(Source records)
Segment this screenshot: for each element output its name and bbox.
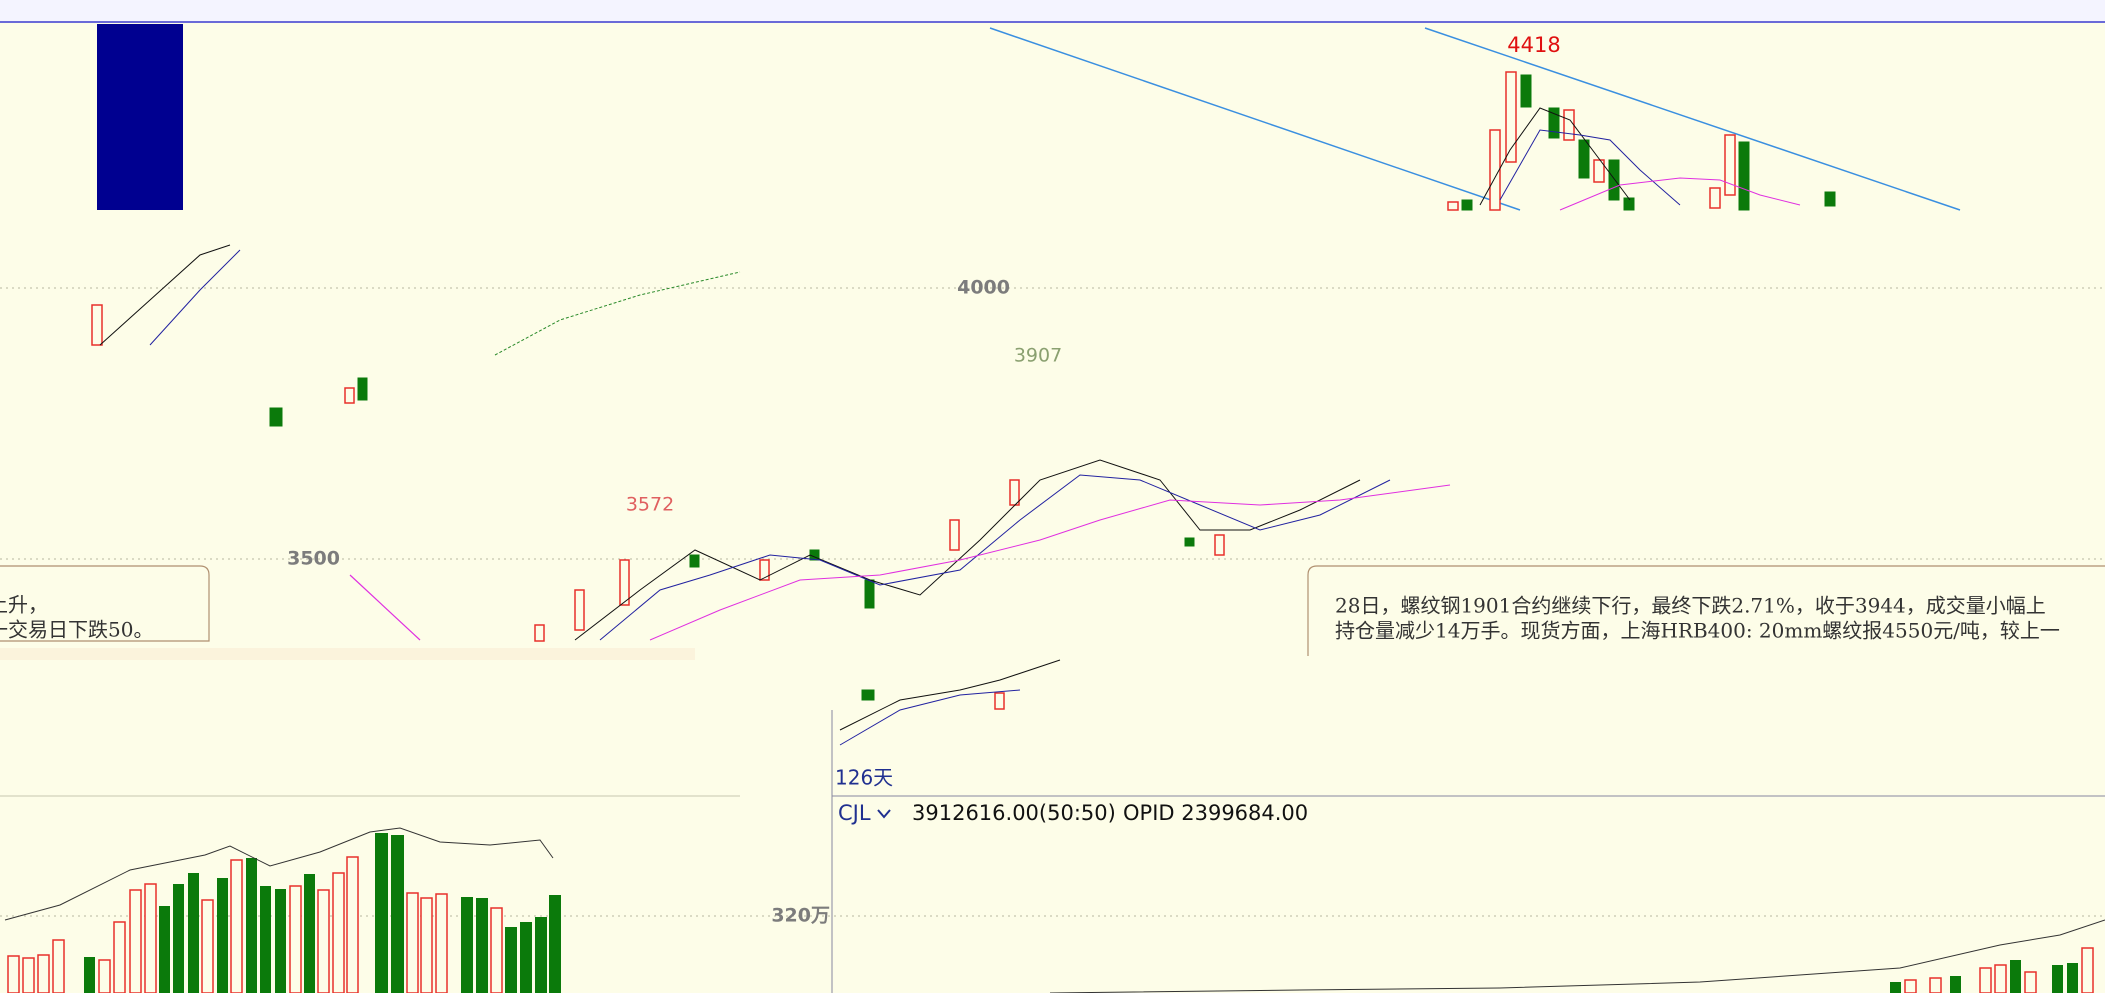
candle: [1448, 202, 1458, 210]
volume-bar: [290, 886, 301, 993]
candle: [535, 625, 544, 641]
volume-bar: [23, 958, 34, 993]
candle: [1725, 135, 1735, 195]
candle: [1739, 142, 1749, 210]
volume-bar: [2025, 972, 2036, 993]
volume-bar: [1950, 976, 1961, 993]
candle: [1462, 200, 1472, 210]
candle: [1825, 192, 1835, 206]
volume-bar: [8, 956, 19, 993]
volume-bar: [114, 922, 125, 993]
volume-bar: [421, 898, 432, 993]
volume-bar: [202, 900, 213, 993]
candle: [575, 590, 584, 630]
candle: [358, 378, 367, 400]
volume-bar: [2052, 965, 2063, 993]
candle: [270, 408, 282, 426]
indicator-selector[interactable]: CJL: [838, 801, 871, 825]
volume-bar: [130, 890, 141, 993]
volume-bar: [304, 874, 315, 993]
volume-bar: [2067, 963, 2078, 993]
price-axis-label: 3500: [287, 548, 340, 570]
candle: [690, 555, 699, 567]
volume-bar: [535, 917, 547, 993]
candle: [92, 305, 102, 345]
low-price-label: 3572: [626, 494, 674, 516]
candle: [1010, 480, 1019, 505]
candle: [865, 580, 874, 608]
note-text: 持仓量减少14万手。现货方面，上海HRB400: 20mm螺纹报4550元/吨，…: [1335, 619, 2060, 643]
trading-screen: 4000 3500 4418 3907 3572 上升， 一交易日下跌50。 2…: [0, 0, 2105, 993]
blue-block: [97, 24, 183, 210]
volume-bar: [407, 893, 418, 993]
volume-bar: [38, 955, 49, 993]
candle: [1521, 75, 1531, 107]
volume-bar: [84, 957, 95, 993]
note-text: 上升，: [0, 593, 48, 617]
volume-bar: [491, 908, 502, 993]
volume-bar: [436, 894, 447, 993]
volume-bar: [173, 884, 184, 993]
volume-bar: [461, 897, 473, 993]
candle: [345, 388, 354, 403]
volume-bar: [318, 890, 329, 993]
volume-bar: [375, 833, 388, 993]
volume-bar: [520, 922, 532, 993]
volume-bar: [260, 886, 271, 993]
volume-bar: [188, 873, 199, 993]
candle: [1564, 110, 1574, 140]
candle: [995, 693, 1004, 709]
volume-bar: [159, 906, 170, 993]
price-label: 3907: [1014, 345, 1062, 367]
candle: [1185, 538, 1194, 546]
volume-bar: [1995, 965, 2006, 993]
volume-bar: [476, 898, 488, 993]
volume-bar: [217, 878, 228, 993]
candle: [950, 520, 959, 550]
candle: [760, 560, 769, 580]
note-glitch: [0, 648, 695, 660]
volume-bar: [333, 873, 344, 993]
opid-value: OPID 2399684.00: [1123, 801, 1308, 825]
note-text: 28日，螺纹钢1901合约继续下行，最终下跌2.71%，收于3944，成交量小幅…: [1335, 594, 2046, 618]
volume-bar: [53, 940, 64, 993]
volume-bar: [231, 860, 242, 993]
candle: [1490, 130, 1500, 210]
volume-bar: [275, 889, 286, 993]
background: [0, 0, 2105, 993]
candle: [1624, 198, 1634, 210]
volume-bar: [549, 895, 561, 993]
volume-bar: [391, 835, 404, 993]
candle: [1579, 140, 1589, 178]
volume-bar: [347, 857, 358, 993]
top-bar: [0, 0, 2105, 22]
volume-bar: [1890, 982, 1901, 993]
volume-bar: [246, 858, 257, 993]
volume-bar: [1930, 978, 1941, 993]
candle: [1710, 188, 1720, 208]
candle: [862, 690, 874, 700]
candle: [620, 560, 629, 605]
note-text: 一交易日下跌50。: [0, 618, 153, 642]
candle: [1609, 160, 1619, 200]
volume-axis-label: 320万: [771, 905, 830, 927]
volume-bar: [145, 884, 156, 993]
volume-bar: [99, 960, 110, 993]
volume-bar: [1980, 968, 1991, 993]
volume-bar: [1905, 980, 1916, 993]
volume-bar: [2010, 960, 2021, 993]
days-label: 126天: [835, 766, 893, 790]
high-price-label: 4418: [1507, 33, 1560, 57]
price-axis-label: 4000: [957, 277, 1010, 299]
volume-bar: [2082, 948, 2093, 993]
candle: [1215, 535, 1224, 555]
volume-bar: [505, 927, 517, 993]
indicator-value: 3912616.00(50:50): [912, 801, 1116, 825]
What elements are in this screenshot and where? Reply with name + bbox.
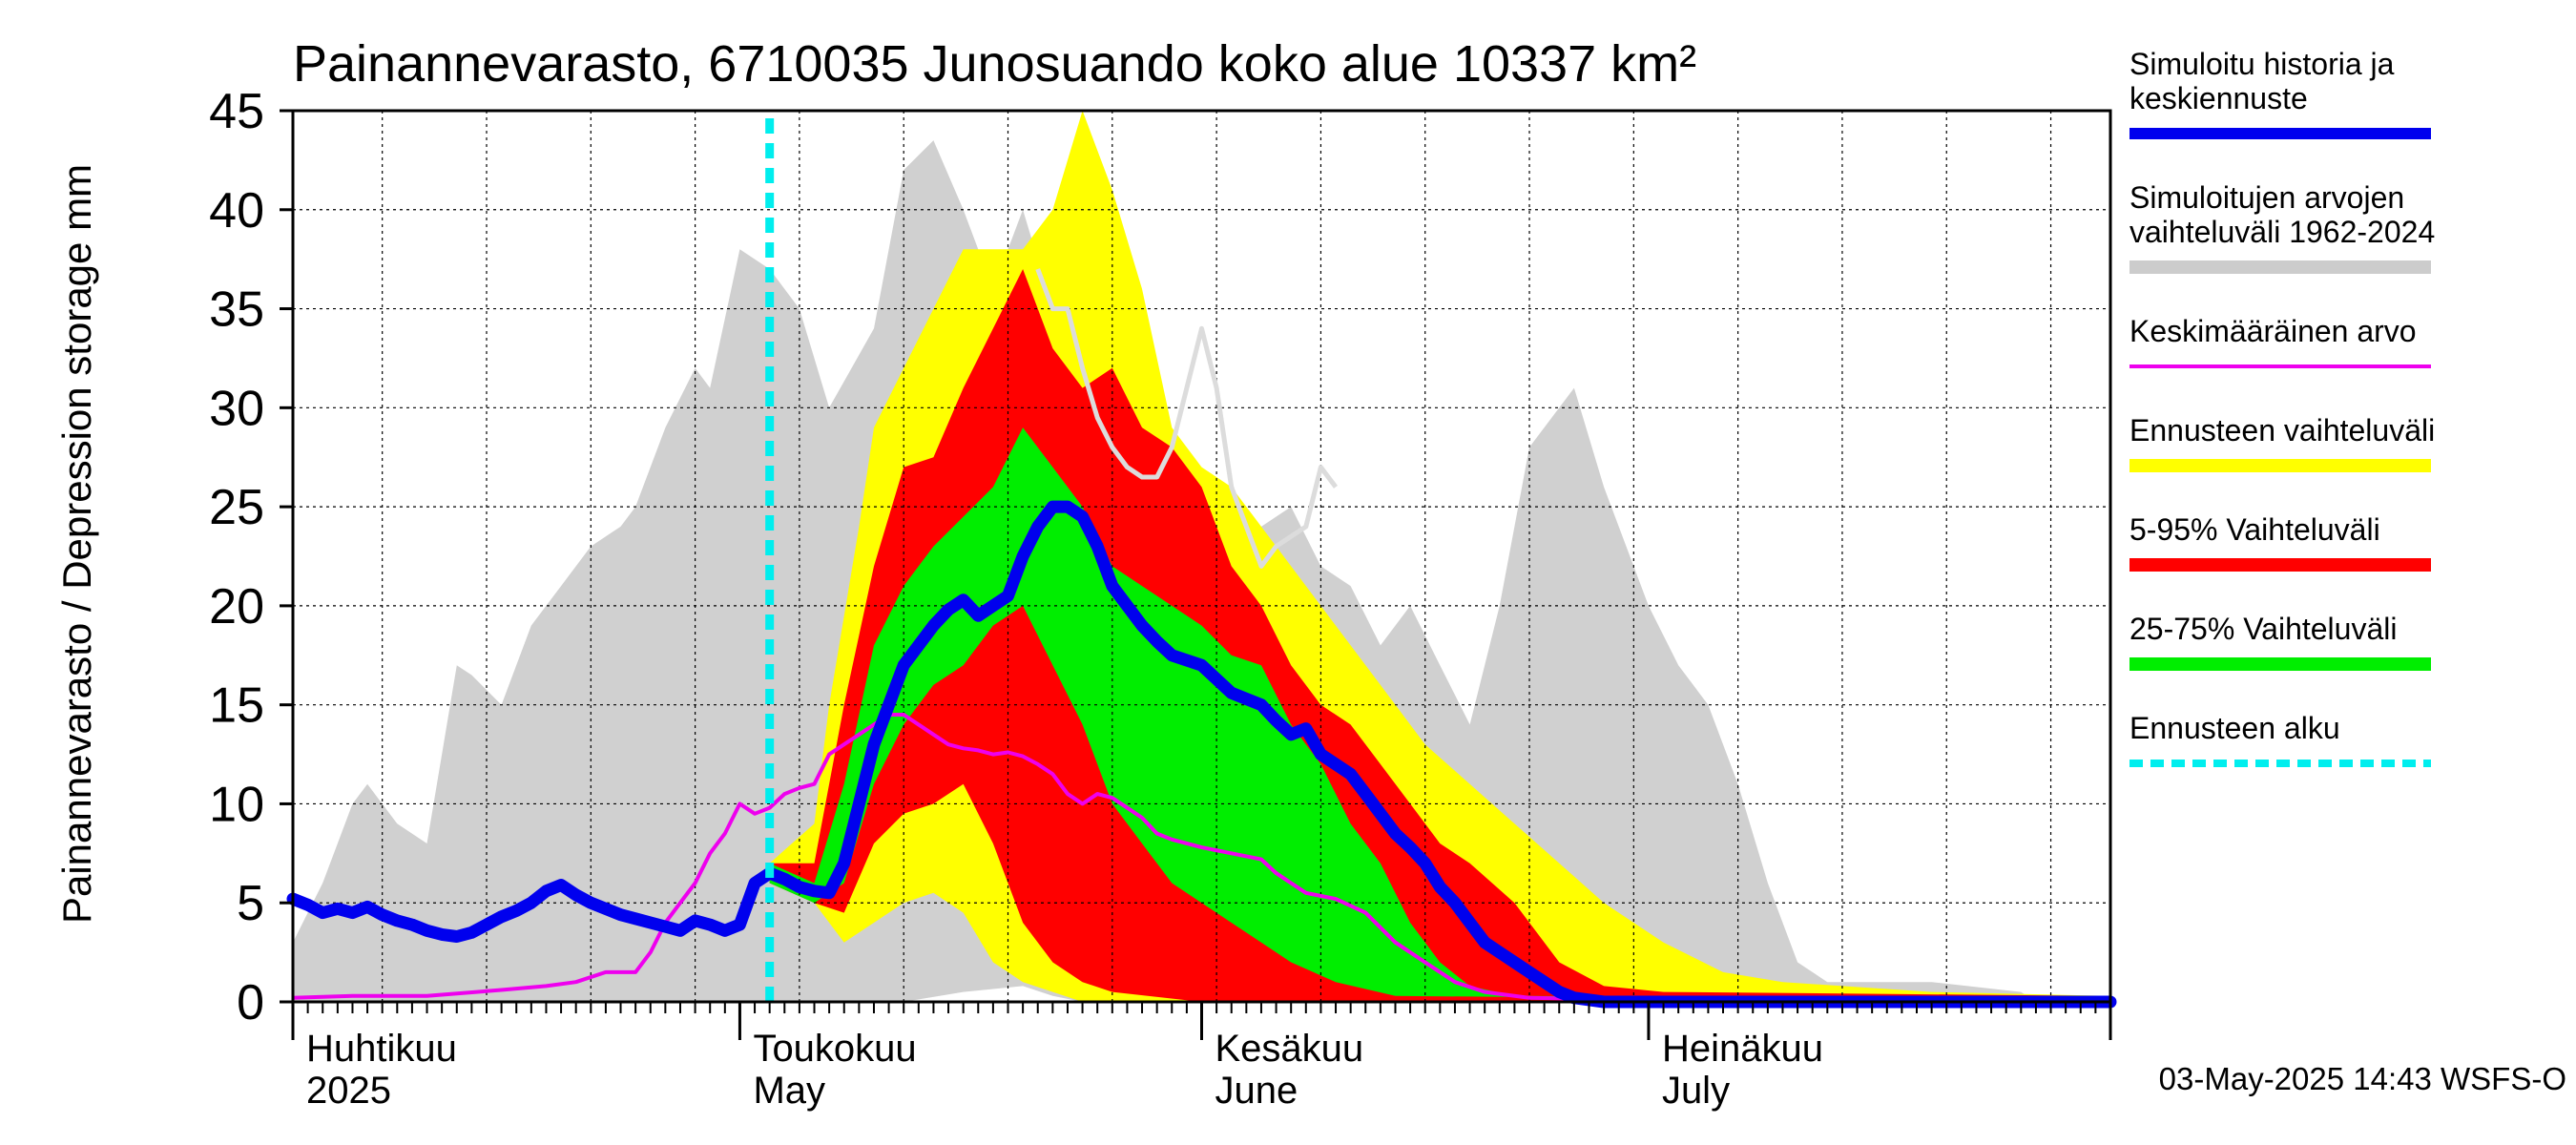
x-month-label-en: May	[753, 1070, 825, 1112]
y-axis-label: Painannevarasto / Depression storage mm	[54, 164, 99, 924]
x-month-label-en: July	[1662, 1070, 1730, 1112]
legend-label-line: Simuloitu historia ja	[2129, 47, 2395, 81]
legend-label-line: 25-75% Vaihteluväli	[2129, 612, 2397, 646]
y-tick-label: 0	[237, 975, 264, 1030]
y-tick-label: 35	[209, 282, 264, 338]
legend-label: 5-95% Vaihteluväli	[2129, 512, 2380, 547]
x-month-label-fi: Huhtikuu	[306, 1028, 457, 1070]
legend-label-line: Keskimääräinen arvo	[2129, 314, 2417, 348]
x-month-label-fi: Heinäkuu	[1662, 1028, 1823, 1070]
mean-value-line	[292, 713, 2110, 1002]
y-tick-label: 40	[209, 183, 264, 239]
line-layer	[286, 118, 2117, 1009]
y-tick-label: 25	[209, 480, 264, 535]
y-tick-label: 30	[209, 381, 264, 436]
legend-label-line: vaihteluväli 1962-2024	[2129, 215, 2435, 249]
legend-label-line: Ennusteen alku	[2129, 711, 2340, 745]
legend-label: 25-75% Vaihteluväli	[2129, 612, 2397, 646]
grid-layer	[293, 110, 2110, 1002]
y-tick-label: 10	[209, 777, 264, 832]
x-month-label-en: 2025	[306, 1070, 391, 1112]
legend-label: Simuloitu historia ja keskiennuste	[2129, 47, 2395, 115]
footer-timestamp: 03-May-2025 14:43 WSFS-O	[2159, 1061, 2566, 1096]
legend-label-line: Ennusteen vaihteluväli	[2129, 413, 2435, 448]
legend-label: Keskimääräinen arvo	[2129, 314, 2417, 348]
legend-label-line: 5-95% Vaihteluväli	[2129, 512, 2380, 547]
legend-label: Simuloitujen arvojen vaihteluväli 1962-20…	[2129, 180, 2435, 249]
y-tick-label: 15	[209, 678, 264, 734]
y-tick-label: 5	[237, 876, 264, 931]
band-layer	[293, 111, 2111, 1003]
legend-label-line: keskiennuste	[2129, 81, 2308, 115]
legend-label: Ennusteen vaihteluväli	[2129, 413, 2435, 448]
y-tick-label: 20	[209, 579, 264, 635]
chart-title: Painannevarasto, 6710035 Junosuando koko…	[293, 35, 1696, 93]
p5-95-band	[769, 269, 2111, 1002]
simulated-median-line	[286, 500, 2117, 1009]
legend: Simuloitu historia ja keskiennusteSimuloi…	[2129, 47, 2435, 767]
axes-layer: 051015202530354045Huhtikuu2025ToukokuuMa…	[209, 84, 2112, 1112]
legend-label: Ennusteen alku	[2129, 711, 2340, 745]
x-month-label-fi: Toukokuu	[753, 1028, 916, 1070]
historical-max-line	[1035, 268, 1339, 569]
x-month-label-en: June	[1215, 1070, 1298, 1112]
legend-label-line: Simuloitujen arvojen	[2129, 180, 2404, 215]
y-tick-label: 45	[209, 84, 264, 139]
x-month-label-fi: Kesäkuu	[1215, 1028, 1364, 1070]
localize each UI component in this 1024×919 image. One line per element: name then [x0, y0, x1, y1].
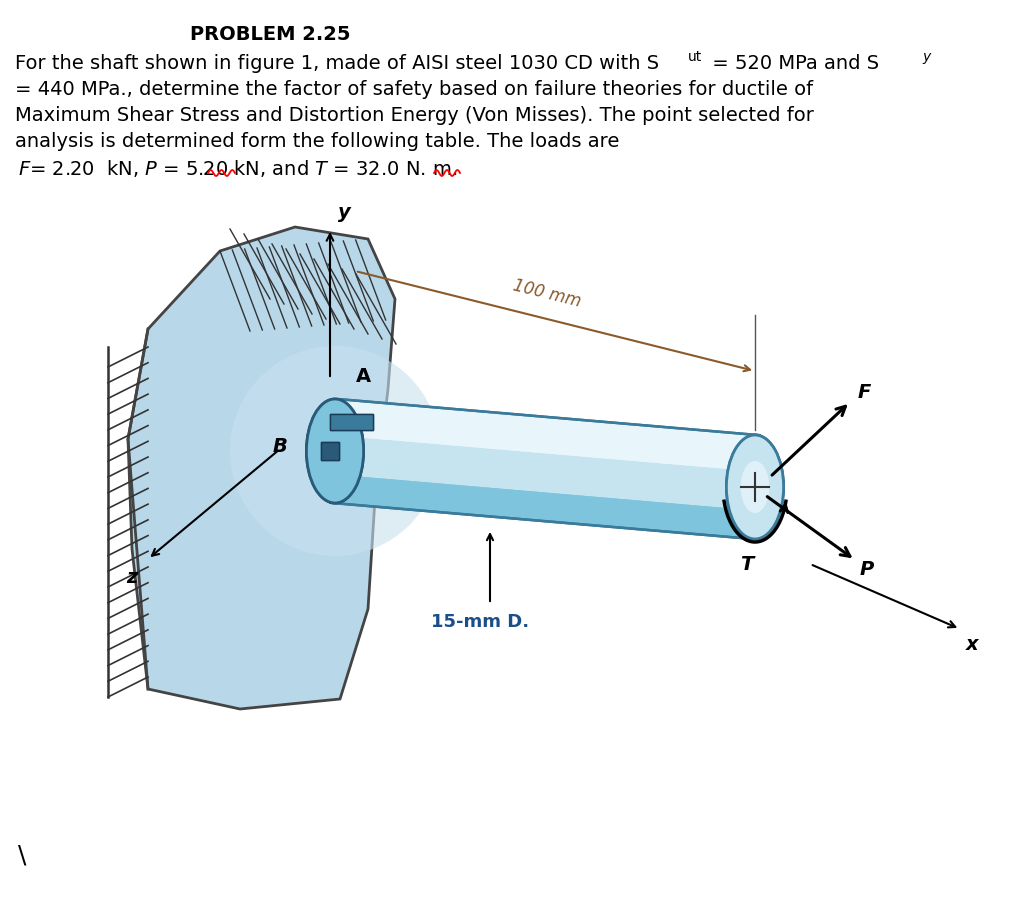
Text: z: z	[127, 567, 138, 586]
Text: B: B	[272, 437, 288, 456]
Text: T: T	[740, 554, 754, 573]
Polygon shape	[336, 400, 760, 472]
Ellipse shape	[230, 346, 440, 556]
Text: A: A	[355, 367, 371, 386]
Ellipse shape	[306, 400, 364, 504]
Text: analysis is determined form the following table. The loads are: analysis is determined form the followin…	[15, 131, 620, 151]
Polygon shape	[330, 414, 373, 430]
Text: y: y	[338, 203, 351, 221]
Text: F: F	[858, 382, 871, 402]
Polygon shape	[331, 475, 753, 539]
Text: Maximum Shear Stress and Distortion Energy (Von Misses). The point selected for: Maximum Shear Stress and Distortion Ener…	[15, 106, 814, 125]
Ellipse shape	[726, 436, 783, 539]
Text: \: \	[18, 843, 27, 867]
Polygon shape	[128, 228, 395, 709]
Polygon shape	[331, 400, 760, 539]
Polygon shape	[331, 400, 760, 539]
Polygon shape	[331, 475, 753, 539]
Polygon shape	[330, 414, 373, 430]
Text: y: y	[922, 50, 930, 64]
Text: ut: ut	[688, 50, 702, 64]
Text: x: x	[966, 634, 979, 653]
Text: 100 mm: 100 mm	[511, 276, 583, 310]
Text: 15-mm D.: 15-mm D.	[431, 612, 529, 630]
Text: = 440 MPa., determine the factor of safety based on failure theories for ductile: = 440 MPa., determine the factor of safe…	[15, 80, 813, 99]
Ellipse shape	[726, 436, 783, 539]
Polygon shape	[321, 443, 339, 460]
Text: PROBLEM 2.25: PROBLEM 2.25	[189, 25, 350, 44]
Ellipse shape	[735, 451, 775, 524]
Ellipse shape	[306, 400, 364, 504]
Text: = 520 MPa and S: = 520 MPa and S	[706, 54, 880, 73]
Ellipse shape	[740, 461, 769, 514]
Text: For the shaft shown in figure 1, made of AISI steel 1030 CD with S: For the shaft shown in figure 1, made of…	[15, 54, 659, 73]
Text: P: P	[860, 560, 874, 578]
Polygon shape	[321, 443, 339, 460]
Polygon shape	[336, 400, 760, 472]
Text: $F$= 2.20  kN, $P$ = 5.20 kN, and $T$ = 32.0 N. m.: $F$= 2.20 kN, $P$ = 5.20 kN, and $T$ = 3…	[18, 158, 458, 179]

▶ [The task]
Rewrite the lines starting with the one that contains "567, 138, 586]" and going on through the one that contains "461, 769, 514]", renaming "Ellipse shape" to "Oval shape" and leaving everything else unchanged. Give back only those lines.

▶ [Solution to this exercise]
Text: z: z	[127, 567, 138, 586]
Text: B: B	[272, 437, 288, 456]
Text: T: T	[740, 554, 754, 573]
Polygon shape	[336, 400, 760, 472]
Oval shape	[230, 346, 440, 556]
Text: A: A	[355, 367, 371, 386]
Oval shape	[306, 400, 364, 504]
Text: analysis is determined form the following table. The loads are: analysis is determined form the followin…	[15, 131, 620, 151]
Polygon shape	[330, 414, 373, 430]
Text: y: y	[338, 203, 351, 221]
Text: F: F	[858, 382, 871, 402]
Polygon shape	[331, 475, 753, 539]
Text: Maximum Shear Stress and Distortion Energy (Von Misses). The point selected for: Maximum Shear Stress and Distortion Ener…	[15, 106, 814, 125]
Oval shape	[726, 436, 783, 539]
Text: \: \	[18, 843, 27, 867]
Polygon shape	[128, 228, 395, 709]
Polygon shape	[331, 400, 760, 539]
Polygon shape	[331, 400, 760, 539]
Polygon shape	[331, 475, 753, 539]
Polygon shape	[330, 414, 373, 430]
Text: y: y	[922, 50, 930, 64]
Text: ut: ut	[688, 50, 702, 64]
Text: x: x	[966, 634, 979, 653]
Text: 100 mm: 100 mm	[511, 276, 583, 310]
Text: 15-mm D.: 15-mm D.	[431, 612, 529, 630]
Text: = 440 MPa., determine the factor of safety based on failure theories for ductile: = 440 MPa., determine the factor of safe…	[15, 80, 813, 99]
Oval shape	[726, 436, 783, 539]
Polygon shape	[321, 443, 339, 460]
Text: PROBLEM 2.25: PROBLEM 2.25	[189, 25, 350, 44]
Oval shape	[735, 451, 775, 524]
Oval shape	[306, 400, 364, 504]
Text: = 520 MPa and S: = 520 MPa and S	[706, 54, 880, 73]
Oval shape	[740, 461, 769, 514]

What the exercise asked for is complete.